--- Supplied entries ---

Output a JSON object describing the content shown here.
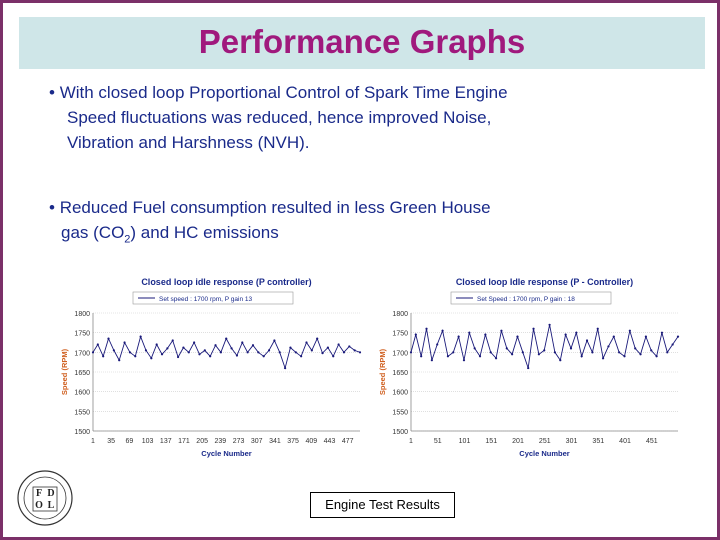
{
  "slide": {
    "title": "Performance Graphs",
    "bullet1": {
      "line1": "With closed loop Proportional Control of Spark Time Engine",
      "line2": "Speed fluctuations  was  reduced, hence  improved  Noise,",
      "line3": "Vibration and Harshness (NVH)."
    },
    "bullet2": {
      "line1": "Reduced Fuel consumption resulted in less Green House",
      "line2_pre": "gas  (CO",
      "line2_sub": "2",
      "line2_post": ") and HC emissions"
    },
    "caption": "Engine Test Results",
    "logo_letters": [
      "F",
      "D",
      "O",
      "L"
    ]
  },
  "chart_data": [
    {
      "type": "line",
      "title": "Closed loop idle response (P controller)",
      "legend": "Set speed : 1700 rpm, P gain 13",
      "xlabel": "Cycle Number",
      "ylabel": "Speed (RPM)",
      "ylim": [
        1500,
        1800
      ],
      "yticks": [
        "1800",
        "1750",
        "1700",
        "1650",
        "1600",
        "1550",
        "1500"
      ],
      "xticks": [
        "1",
        "35",
        "69",
        "103",
        "137",
        "171",
        "205",
        "239",
        "273",
        "307",
        "341",
        "375",
        "409",
        "443",
        "477"
      ],
      "xlim": [
        1,
        500
      ],
      "color": "#1a1a7a",
      "series": [
        {
          "x": [
            1,
            10,
            20,
            30,
            40,
            50,
            60,
            70,
            80,
            90,
            100,
            110,
            120,
            130,
            140,
            150,
            160,
            170,
            180,
            190,
            200,
            210,
            220,
            230,
            240,
            250,
            260,
            270,
            280,
            290,
            300,
            310,
            320,
            330,
            340,
            350,
            360,
            370,
            380,
            390,
            400,
            410,
            420,
            430,
            440,
            450,
            460,
            470,
            480,
            490,
            500
          ],
          "values": [
            1700,
            1720,
            1690,
            1735,
            1705,
            1680,
            1725,
            1700,
            1690,
            1740,
            1705,
            1685,
            1720,
            1695,
            1710,
            1730,
            1688,
            1712,
            1700,
            1725,
            1695,
            1705,
            1690,
            1718,
            1700,
            1735,
            1710,
            1692,
            1725,
            1700,
            1718,
            1700,
            1690,
            1705,
            1730,
            1700,
            1660,
            1712,
            1700,
            1690,
            1725,
            1705,
            1735,
            1698,
            1712,
            1690,
            1720,
            1700,
            1715,
            1705,
            1700
          ]
        }
      ]
    },
    {
      "type": "line",
      "title": "Closed loop Idle response (P - Controller)",
      "legend": "Set Speed : 1700 rpm, P gain : 18",
      "xlabel": "Cycle Number",
      "ylabel": "Speed (RPM)",
      "ylim": [
        1500,
        1800
      ],
      "yticks": [
        "1800",
        "1750",
        "1700",
        "1650",
        "1600",
        "1550",
        "1500"
      ],
      "xticks": [
        "1",
        "51",
        "101",
        "151",
        "201",
        "251",
        "301",
        "351",
        "401",
        "451"
      ],
      "xlim": [
        1,
        500
      ],
      "color": "#1a1a7a",
      "series": [
        {
          "x": [
            1,
            10,
            20,
            30,
            40,
            50,
            60,
            70,
            80,
            90,
            100,
            110,
            120,
            130,
            140,
            150,
            160,
            170,
            180,
            190,
            200,
            210,
            220,
            230,
            240,
            250,
            260,
            270,
            280,
            290,
            300,
            310,
            320,
            330,
            340,
            350,
            360,
            370,
            380,
            390,
            400,
            410,
            420,
            430,
            440,
            450,
            460,
            470,
            480,
            490,
            500
          ],
          "values": [
            1700,
            1745,
            1690,
            1760,
            1680,
            1720,
            1755,
            1690,
            1700,
            1740,
            1680,
            1750,
            1710,
            1690,
            1745,
            1700,
            1685,
            1755,
            1710,
            1695,
            1740,
            1700,
            1660,
            1760,
            1695,
            1705,
            1770,
            1700,
            1680,
            1745,
            1710,
            1750,
            1690,
            1730,
            1700,
            1760,
            1685,
            1715,
            1740,
            1700,
            1690,
            1755,
            1710,
            1695,
            1740,
            1705,
            1690,
            1750,
            1700,
            1720,
            1740
          ]
        }
      ]
    }
  ]
}
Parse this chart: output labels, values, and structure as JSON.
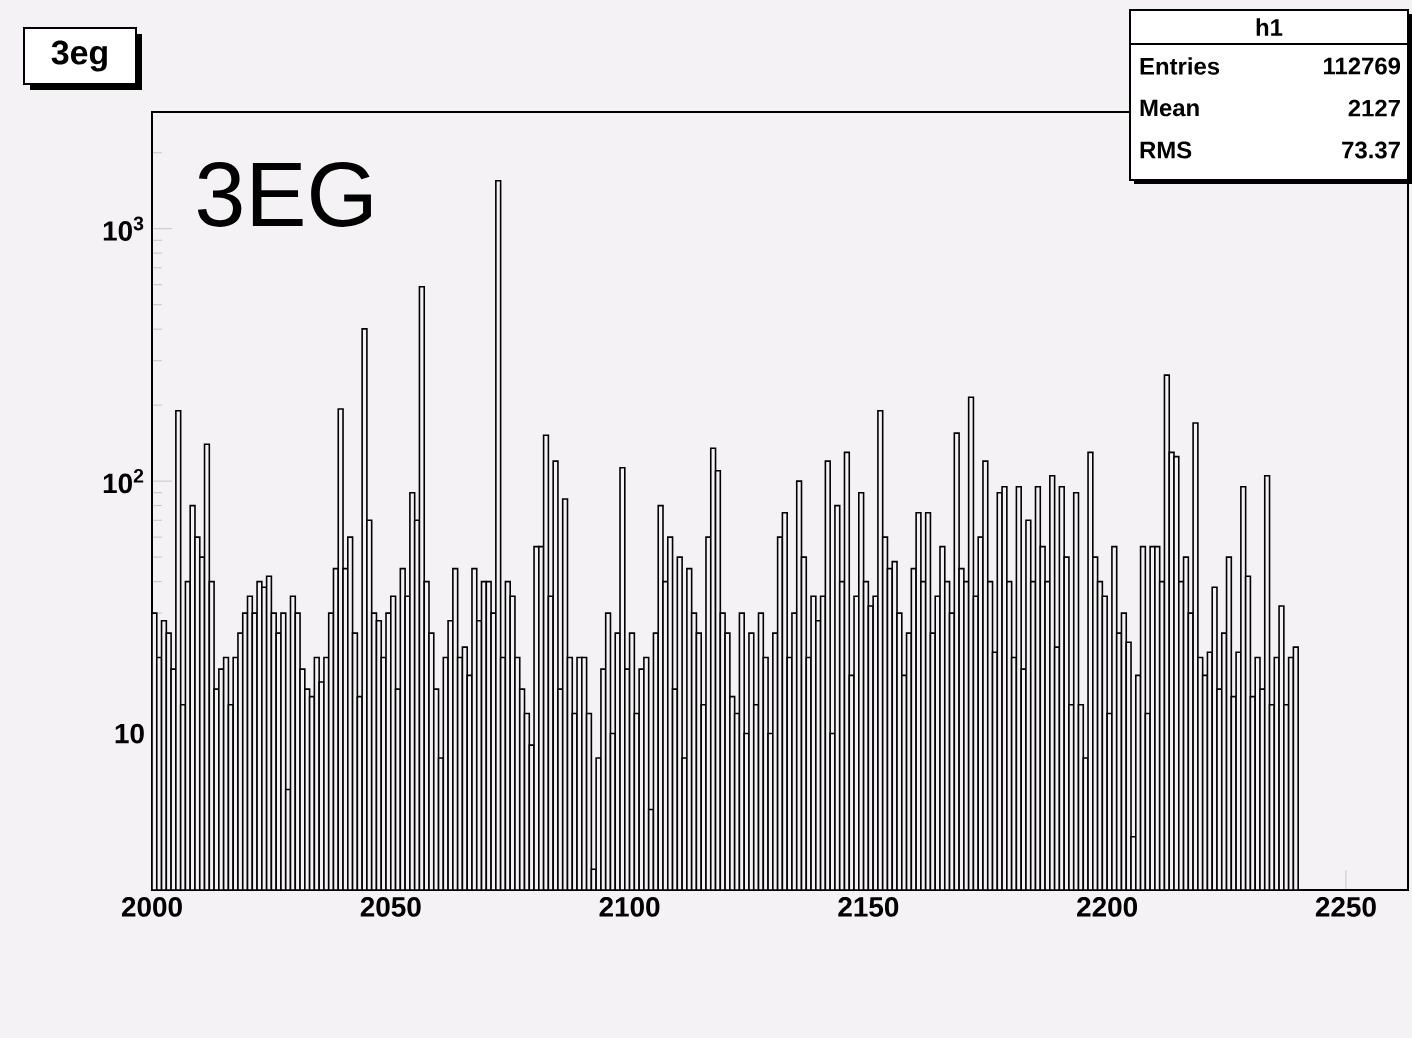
{
  "chart_data": {
    "type": "histogram",
    "title": "3eg",
    "annotations": [
      "3EG",
      "h1",
      "Entries",
      "112769",
      "Mean",
      "2127",
      "RMS",
      "73.37"
    ],
    "bins": [
      2000,
      2001,
      2002,
      2003,
      2004,
      2005,
      2006,
      2007,
      2008,
      2009,
      2010,
      2011,
      2012,
      2013,
      2014,
      2015,
      2016,
      2017,
      2018,
      2019,
      2020,
      2021,
      2022,
      2023,
      2024,
      2025,
      2026,
      2027,
      2028,
      2029,
      2030,
      2031,
      2032,
      2033,
      2034,
      2035,
      2036,
      2037,
      2038,
      2039,
      2040,
      2041,
      2042,
      2043,
      2044,
      2045,
      2046,
      2047,
      2048,
      2049,
      2050,
      2051,
      2052,
      2053,
      2054,
      2055,
      2056,
      2057,
      2058,
      2059,
      2060,
      2061,
      2062,
      2063,
      2064,
      2065,
      2066,
      2067,
      2068,
      2069,
      2070,
      2071,
      2072,
      2073,
      2074,
      2075,
      2076,
      2077,
      2078,
      2079,
      2080,
      2081,
      2082,
      2083,
      2084,
      2085,
      2086,
      2087,
      2088,
      2089,
      2090,
      2091,
      2092,
      2093,
      2094,
      2095,
      2096,
      2097,
      2098,
      2099,
      2100,
      2101,
      2102,
      2103,
      2104,
      2105,
      2106,
      2107,
      2108,
      2109,
      2110,
      2111,
      2112,
      2113,
      2114,
      2115,
      2116,
      2117,
      2118,
      2119,
      2120,
      2121,
      2122,
      2123,
      2124,
      2125,
      2126,
      2127,
      2128,
      2129,
      2130,
      2131,
      2132,
      2133,
      2134,
      2135,
      2136,
      2137,
      2138,
      2139,
      2140,
      2141,
      2142,
      2143,
      2144,
      2145,
      2146,
      2147,
      2148,
      2149,
      2150,
      2151,
      2152,
      2153,
      2154,
      2155,
      2156,
      2157,
      2158,
      2159,
      2160,
      2161,
      2162,
      2163,
      2164,
      2165,
      2166,
      2167,
      2168,
      2169,
      2170,
      2171,
      2172,
      2173,
      2174,
      2175,
      2176,
      2177,
      2178,
      2179,
      2180,
      2181,
      2182,
      2183,
      2184,
      2185,
      2186,
      2187,
      2188,
      2189,
      2190,
      2191,
      2192,
      2193,
      2194,
      2195,
      2196,
      2197,
      2198,
      2199,
      2200,
      2201,
      2202,
      2203,
      2204,
      2205,
      2206,
      2207,
      2208,
      2209,
      2210,
      2211,
      2212,
      2213,
      2214,
      2215,
      2216,
      2217,
      2218,
      2219,
      2220,
      2221,
      2222,
      2223,
      2224,
      2225,
      2226,
      2227,
      2228,
      2229,
      2230,
      2231,
      2232,
      2233,
      2234,
      2235,
      2236,
      2237,
      2238,
      2239,
      2240
    ],
    "values": [
      30,
      20,
      28,
      25,
      18,
      190,
      13,
      40,
      80,
      60,
      50,
      140,
      40,
      15,
      18,
      20,
      13,
      20,
      25,
      30,
      35,
      30,
      40,
      38,
      42,
      30,
      25,
      30,
      6,
      35,
      30,
      18,
      15,
      14,
      20,
      16,
      20,
      30,
      45,
      193,
      45,
      60,
      25,
      14,
      401,
      70,
      30,
      28,
      20,
      30,
      35,
      15,
      45,
      35,
      90,
      70,
      589,
      40,
      25,
      15,
      8,
      20,
      28,
      45,
      20,
      22,
      17,
      45,
      28,
      40,
      40,
      30,
      1550,
      20,
      40,
      35,
      20,
      15,
      12,
      9,
      55,
      55,
      152,
      35,
      120,
      15,
      85,
      20,
      12,
      20,
      20,
      12,
      2.9,
      8,
      18,
      30,
      10,
      25,
      113,
      18,
      25,
      12,
      18,
      20,
      5,
      25,
      80,
      40,
      60,
      15,
      50,
      8,
      45,
      30,
      25,
      13,
      60,
      135,
      110,
      30,
      25,
      14,
      12,
      30,
      10,
      25,
      13,
      30,
      20,
      10,
      25,
      60,
      75,
      20,
      30,
      100,
      50,
      20,
      35,
      28,
      35,
      120,
      10,
      80,
      40,
      130,
      17,
      35,
      90,
      40,
      32,
      35,
      190,
      60,
      45,
      48,
      30,
      17,
      25,
      45,
      75,
      40,
      75,
      25,
      35,
      55,
      40,
      30,
      155,
      45,
      40,
      215,
      35,
      60,
      120,
      40,
      21,
      90,
      95,
      40,
      20,
      95,
      18,
      70,
      40,
      95,
      55,
      40,
      105,
      22,
      95,
      50,
      13,
      90,
      13,
      8,
      130,
      50,
      40,
      35,
      12,
      55,
      25,
      30,
      23,
      3.9,
      17,
      55,
      12,
      55,
      55,
      40,
      263,
      130,
      125,
      40,
      50,
      30,
      170,
      20,
      17,
      21,
      38,
      15,
      25,
      50,
      14,
      21,
      95,
      42,
      14,
      20,
      15,
      105,
      13,
      20,
      32,
      13,
      20,
      22
    ],
    "color": "#000000",
    "log": "y",
    "xlim": [
      2000,
      2263
    ],
    "ylim": [
      2.4,
      2900
    ],
    "xticks": [
      2000,
      2050,
      2100,
      2150,
      2200,
      2250
    ],
    "yticks": [
      10,
      {
        "value": 100,
        "label": "10$^{2}$"
      },
      {
        "value": 1000,
        "label": "10$^{3}$"
      }
    ]
  }
}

---

What to produce
Look through the entries above for the word "title". Copy every line where it shows up.

Exercise solution
    "title": "Performance Graphs",
      "title": "Closed loop idle response (P controller)",
      "title": "Closed loop Idle response (P - Controller)",
    "title": "3eg",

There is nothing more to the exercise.